§ Stated task
Repeat the entries below exactly as they appear, with no pictures.

(Saved entries)
»»

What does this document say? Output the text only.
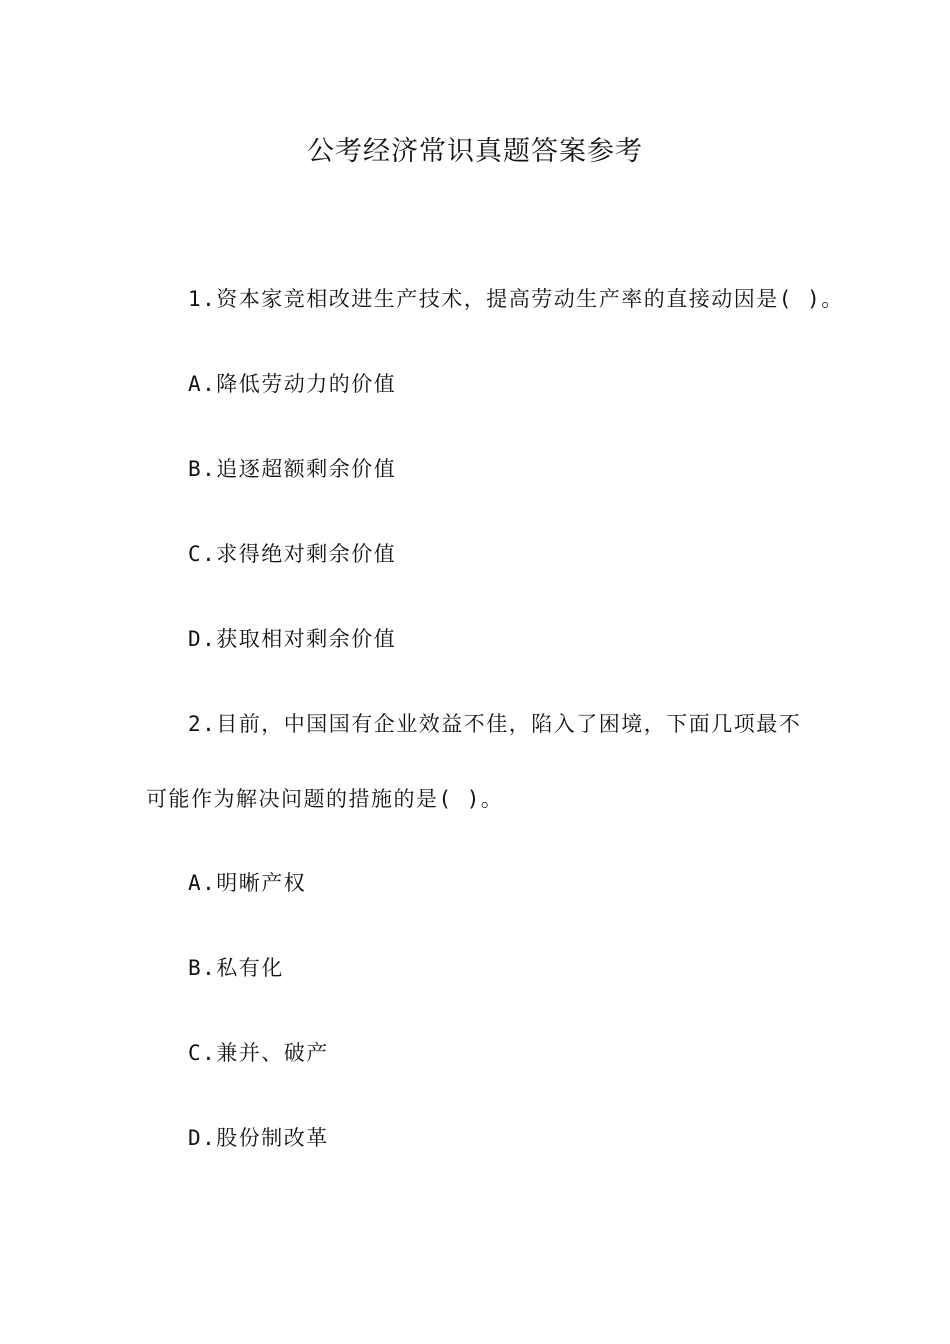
公考经济常识真题答案参考
1.资本家竞相改进生产技术，提高劳动生产率的直接动因是( )。
A.降低劳动力的价值
B.追逐超额剩余价值
C.求得绝对剩余价值
D.获取相对剩余价值
2.目前，中国国有企业效益不佳，陷入了困境，下面几项最不
可能作为解决问题的措施的是( )。
A.明晰产权
B.私有化
C.兼并、破产
D.股份制改革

««

§ Output below
What does this document say? Output the text only.
公考经济常识真题答案参考
1.资本家竞相改进生产技术，提高劳动生产率的直接动因是( )。
A.降低劳动力的价值
B.追逐超额剩余价值
C.求得绝对剩余价值
D.获取相对剩余价值
2.目前，中国国有企业效益不佳，陷入了困境，下面几项最不
可能作为解决问题的措施的是( )。
A.明晰产权
B.私有化
C.兼并、破产
D.股份制改革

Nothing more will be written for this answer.